## begin Records for the task

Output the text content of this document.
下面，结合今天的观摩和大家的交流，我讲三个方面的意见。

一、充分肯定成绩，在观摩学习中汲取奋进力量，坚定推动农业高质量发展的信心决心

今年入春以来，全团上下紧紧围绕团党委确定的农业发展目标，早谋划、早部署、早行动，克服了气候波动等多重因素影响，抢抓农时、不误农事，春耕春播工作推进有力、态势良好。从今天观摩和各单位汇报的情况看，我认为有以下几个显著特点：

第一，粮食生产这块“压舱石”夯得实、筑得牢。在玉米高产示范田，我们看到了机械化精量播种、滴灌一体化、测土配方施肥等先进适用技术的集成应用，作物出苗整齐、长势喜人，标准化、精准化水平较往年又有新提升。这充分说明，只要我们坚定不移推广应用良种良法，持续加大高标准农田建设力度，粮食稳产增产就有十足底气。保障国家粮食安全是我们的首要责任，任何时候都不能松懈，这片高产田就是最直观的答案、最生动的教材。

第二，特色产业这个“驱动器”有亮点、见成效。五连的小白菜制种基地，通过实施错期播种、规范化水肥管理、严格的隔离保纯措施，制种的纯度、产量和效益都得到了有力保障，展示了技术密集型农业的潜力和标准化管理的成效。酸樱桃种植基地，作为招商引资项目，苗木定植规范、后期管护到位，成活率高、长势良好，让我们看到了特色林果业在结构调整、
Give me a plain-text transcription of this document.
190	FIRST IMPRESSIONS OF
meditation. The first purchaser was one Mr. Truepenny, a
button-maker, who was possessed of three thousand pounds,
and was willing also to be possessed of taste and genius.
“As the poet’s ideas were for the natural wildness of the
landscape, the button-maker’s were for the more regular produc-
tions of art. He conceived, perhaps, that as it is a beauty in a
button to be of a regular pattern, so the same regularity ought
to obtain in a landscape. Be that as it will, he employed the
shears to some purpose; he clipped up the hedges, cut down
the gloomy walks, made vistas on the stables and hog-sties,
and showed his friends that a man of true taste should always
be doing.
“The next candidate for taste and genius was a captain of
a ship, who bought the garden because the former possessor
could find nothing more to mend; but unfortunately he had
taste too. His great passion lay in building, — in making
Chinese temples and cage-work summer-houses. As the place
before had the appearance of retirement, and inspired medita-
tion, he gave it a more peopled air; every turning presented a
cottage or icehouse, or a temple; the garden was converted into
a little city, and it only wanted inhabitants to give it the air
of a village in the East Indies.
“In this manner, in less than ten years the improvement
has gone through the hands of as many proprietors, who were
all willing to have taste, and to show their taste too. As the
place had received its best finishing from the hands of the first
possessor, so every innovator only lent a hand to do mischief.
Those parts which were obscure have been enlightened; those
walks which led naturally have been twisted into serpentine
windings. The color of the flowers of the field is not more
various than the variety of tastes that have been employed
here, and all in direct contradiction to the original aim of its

## end Records for the task

Short task
Print out all the entries precisely as written.

Full answer
Output the text content of this document.
下面，结合今天的观摩和大家的交流，我讲三个方面的意见。

一、充分肯定成绩，在观摩学习中汲取奋进力量，坚定推动农业高质量发展的信心决心

今年入春以来，全团上下紧紧围绕团党委确定的农业发展目标，早谋划、早部署、早行动，克服了气候波动等多重因素影响，抢抓农时、不误农事，春耕春播工作推进有力、态势良好。从今天观摩和各单位汇报的情况看，我认为有以下几个显著特点：

第一，粮食生产这块“压舱石”夯得实、筑得牢。在玉米高产示范田，我们看到了机械化精量播种、滴灌一体化、测土配方施肥等先进适用技术的集成应用，作物出苗整齐、长势喜人，标准化、精准化水平较往年又有新提升。这充分说明，只要我们坚定不移推广应用良种良法，持续加大高标准农田建设力度，粮食稳产增产就有十足底气。保障国家粮食安全是我们的首要责任，任何时候都不能松懈，这片高产田就是最直观的答案、最生动的教材。

第二，特色产业这个“驱动器”有亮点、见成效。五连的小白菜制种基地，通过实施错期播种、规范化水肥管理、严格的隔离保纯措施，制种的纯度、产量和效益都得到了有力保障，展示了技术密集型农业的潜力和标准化管理的成效。酸樱桃种植基地，作为招商引资项目，苗木定植规范、后期管护到位，成活率高、长势良好，让我们看到了特色林果业在结构调整、
Give me a plain-text transcription of this document.
190	FIRST IMPRESSIONS OF
meditation. The first purchaser was one Mr. Truepenny, a
button-maker, who was possessed of three thousand pounds,
and was willing also to be possessed of taste and genius.
“As the poet’s ideas were for the natural wildness of the
landscape, the button-maker’s were for the more regular produc-
tions of art. He conceived, perhaps, that as it is a beauty in a
button to be of a regular pattern, so the same regularity ought
to obtain in a landscape. Be that as it will, he employed the
shears to some purpose; he clipped up the hedges, cut down
the gloomy walks, made vistas on the stables and hog-sties,
and showed his friends that a man of true taste should always
be doing.
“The next candidate for taste and genius was a captain of
a ship, who bought the garden because the former possessor
could find nothing more to mend; but unfortunately he had
taste too. His great passion lay in building, — in making
Chinese temples and cage-work summer-houses. As the place
before had the appearance of retirement, and inspired medita-
tion, he gave it a more peopled air; every turning presented a
cottage or icehouse, or a temple; the garden was converted into
a little city, and it only wanted inhabitants to give it the air
of a village in the East Indies.
“In this manner, in less than ten years the improvement
has gone through the hands of as many proprietors, who were
all willing to have taste, and to show their taste too. As the
place had received its best finishing from the hands of the first
possessor, so every innovator only lent a hand to do mischief.
Those parts which were obscure have been enlightened; those
walks which led naturally have been twisted into serpentine
windings. The color of the flowers of the field is not more
various than the variety of tastes that have been employed
here, and all in direct contradiction to the original aim of its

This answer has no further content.